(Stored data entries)

######

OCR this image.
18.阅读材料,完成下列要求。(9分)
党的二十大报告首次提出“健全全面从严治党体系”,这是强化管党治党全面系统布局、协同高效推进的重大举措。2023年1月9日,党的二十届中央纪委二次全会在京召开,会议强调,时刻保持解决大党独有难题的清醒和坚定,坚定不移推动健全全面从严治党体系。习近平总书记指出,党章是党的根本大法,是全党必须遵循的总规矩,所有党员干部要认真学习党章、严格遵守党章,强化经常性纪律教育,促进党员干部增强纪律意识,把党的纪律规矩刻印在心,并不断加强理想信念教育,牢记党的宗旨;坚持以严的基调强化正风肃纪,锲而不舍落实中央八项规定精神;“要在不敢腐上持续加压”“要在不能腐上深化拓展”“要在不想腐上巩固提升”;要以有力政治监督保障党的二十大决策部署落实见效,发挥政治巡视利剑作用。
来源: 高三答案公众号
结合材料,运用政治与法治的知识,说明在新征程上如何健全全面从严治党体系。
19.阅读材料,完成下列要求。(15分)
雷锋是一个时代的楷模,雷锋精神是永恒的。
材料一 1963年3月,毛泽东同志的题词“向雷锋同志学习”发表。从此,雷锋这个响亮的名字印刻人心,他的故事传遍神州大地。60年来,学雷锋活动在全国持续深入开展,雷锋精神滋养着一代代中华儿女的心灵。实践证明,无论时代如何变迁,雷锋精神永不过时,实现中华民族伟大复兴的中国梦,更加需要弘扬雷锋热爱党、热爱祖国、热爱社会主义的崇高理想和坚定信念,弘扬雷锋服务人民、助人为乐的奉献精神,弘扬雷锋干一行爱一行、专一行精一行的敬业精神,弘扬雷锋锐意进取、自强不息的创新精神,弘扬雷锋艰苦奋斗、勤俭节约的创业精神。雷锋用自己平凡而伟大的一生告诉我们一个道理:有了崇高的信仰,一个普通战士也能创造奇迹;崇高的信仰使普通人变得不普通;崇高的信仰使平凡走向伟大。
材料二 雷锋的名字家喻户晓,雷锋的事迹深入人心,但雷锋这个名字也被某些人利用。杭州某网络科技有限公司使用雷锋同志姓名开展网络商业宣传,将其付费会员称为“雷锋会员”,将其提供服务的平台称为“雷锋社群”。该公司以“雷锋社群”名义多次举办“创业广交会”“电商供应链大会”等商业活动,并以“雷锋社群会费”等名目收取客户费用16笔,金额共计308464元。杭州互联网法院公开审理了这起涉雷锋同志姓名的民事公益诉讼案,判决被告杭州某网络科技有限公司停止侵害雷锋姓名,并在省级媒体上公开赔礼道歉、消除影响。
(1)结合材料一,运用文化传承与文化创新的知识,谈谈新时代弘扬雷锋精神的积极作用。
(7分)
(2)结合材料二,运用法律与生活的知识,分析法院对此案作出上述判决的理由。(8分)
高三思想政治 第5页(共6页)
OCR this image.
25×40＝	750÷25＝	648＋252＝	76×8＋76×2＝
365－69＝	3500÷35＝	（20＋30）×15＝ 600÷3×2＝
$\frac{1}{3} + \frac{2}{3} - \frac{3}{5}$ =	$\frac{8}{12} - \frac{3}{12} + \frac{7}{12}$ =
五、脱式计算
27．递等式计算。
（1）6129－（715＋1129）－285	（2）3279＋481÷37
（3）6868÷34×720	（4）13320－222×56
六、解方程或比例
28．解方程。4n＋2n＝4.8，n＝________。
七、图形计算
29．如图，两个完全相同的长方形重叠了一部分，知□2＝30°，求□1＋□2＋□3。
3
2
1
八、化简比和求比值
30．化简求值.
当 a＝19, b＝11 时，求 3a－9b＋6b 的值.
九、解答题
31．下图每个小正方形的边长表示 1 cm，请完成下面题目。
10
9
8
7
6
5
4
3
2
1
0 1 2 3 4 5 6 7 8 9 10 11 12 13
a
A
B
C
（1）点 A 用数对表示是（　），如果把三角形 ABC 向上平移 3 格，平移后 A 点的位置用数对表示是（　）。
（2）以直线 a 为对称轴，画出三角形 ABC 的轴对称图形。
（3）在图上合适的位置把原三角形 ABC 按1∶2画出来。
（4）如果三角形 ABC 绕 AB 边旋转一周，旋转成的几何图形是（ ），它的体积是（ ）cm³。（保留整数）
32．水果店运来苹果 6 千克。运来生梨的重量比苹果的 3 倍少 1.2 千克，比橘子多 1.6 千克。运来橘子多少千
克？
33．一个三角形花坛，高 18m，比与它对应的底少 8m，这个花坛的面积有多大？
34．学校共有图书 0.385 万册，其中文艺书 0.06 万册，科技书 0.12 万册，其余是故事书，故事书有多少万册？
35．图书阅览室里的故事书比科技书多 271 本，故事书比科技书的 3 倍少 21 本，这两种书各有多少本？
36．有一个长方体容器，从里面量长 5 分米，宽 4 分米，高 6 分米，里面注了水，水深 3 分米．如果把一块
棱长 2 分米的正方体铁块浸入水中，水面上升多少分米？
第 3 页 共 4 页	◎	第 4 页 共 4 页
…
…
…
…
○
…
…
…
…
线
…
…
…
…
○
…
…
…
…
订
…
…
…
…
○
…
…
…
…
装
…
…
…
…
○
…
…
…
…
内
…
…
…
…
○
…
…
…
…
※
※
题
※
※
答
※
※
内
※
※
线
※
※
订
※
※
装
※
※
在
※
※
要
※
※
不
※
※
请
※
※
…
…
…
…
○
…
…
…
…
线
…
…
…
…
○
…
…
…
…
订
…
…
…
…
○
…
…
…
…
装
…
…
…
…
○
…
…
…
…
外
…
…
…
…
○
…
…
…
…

######

■ **Instructions to follow**
Each line of the listing above should be output exactly.

■ **Task response**
OCR this image.
18.阅读材料,完成下列要求。(9分)
党的二十大报告首次提出“健全全面从严治党体系”,这是强化管党治党全面系统布局、协同高效推进的重大举措。2023年1月9日,党的二十届中央纪委二次全会在京召开,会议强调,时刻保持解决大党独有难题的清醒和坚定,坚定不移推动健全全面从严治党体系。习近平总书记指出,党章是党的根本大法,是全党必须遵循的总规矩,所有党员干部要认真学习党章、严格遵守党章,强化经常性纪律教育,促进党员干部增强纪律意识,把党的纪律规矩刻印在心,并不断加强理想信念教育,牢记党的宗旨;坚持以严的基调强化正风肃纪,锲而不舍落实中央八项规定精神;“要在不敢腐上持续加压”“要在不能腐上深化拓展”“要在不想腐上巩固提升”;要以有力政治监督保障党的二十大决策部署落实见效,发挥政治巡视利剑作用。
来源: 高三答案公众号
结合材料,运用政治与法治的知识,说明在新征程上如何健全全面从严治党体系。
19.阅读材料,完成下列要求。(15分)
雷锋是一个时代的楷模,雷锋精神是永恒的。
材料一 1963年3月,毛泽东同志的题词“向雷锋同志学习”发表。从此,雷锋这个响亮的名字印刻人心,他的故事传遍神州大地。60年来,学雷锋活动在全国持续深入开展,雷锋精神滋养着一代代中华儿女的心灵。实践证明,无论时代如何变迁,雷锋精神永不过时,实现中华民族伟大复兴的中国梦,更加需要弘扬雷锋热爱党、热爱祖国、热爱社会主义的崇高理想和坚定信念,弘扬雷锋服务人民、助人为乐的奉献精神,弘扬雷锋干一行爱一行、专一行精一行的敬业精神,弘扬雷锋锐意进取、自强不息的创新精神,弘扬雷锋艰苦奋斗、勤俭节约的创业精神。雷锋用自己平凡而伟大的一生告诉我们一个道理:有了崇高的信仰,一个普通战士也能创造奇迹;崇高的信仰使普通人变得不普通;崇高的信仰使平凡走向伟大。
材料二 雷锋的名字家喻户晓,雷锋的事迹深入人心,但雷锋这个名字也被某些人利用。杭州某网络科技有限公司使用雷锋同志姓名开展网络商业宣传,将其付费会员称为“雷锋会员”,将其提供服务的平台称为“雷锋社群”。该公司以“雷锋社群”名义多次举办“创业广交会”“电商供应链大会”等商业活动,并以“雷锋社群会费”等名目收取客户费用16笔,金额共计308464元。杭州互联网法院公开审理了这起涉雷锋同志姓名的民事公益诉讼案,判决被告杭州某网络科技有限公司停止侵害雷锋姓名,并在省级媒体上公开赔礼道歉、消除影响。
(1)结合材料一,运用文化传承与文化创新的知识,谈谈新时代弘扬雷锋精神的积极作用。
(7分)
(2)结合材料二,运用法律与生活的知识,分析法院对此案作出上述判决的理由。(8分)
高三思想政治 第5页(共6页)
OCR this image.
25×40＝	750÷25＝	648＋252＝	76×8＋76×2＝
365－69＝	3500÷35＝	（20＋30）×15＝ 600÷3×2＝
$\frac{1}{3} + \frac{2}{3} - \frac{3}{5}$ =	$\frac{8}{12} - \frac{3}{12} + \frac{7}{12}$ =
五、脱式计算
27．递等式计算。
（1）6129－（715＋1129）－285	（2）3279＋481÷37
（3）6868÷34×720	（4）13320－222×56
六、解方程或比例
28．解方程。4n＋2n＝4.8，n＝________。
七、图形计算
29．如图，两个完全相同的长方形重叠了一部分，知□2＝30°，求□1＋□2＋□3。
3
2
1
八、化简比和求比值
30．化简求值.
当 a＝19, b＝11 时，求 3a－9b＋6b 的值.
九、解答题
31．下图每个小正方形的边长表示 1 cm，请完成下面题目。
10
9
8
7
6
5
4
3
2
1
0 1 2 3 4 5 6 7 8 9 10 11 12 13
a
A
B
C
（1）点 A 用数对表示是（　），如果把三角形 ABC 向上平移 3 格，平移后 A 点的位置用数对表示是（　）。
（2）以直线 a 为对称轴，画出三角形 ABC 的轴对称图形。
（3）在图上合适的位置把原三角形 ABC 按1∶2画出来。
（4）如果三角形 ABC 绕 AB 边旋转一周，旋转成的几何图形是（ ），它的体积是（ ）cm³。（保留整数）
32．水果店运来苹果 6 千克。运来生梨的重量比苹果的 3 倍少 1.2 千克，比橘子多 1.6 千克。运来橘子多少千
克？
33．一个三角形花坛，高 18m，比与它对应的底少 8m，这个花坛的面积有多大？
34．学校共有图书 0.385 万册，其中文艺书 0.06 万册，科技书 0.12 万册，其余是故事书，故事书有多少万册？
35．图书阅览室里的故事书比科技书多 271 本，故事书比科技书的 3 倍少 21 本，这两种书各有多少本？
36．有一个长方体容器，从里面量长 5 分米，宽 4 分米，高 6 分米，里面注了水，水深 3 分米．如果把一块
棱长 2 分米的正方体铁块浸入水中，水面上升多少分米？
第 3 页 共 4 页	◎	第 4 页 共 4 页
…
…
…
…
○
…
…
…
…
线
…
…
…
…
○
…
…
…
…
订
…
…
…
…
○
…
…
…
…
装
…
…
…
…
○
…
…
…
…
内
…
…
…
…
○
…
…
…
…
※
※
题
※
※
答
※
※
内
※
※
线
※
※
订
※
※
装
※
※
在
※
※
要
※
※
不
※
※
请
※
※
…
…
…
…
○
…
…
…
…
线
…
…
…
…
○
…
…
…
…
订
…
…
…
…
○
…
…
…
…
装
…
…
…
…
○
…
…
…
…
外
…
…
…
…
○
…
…
…
…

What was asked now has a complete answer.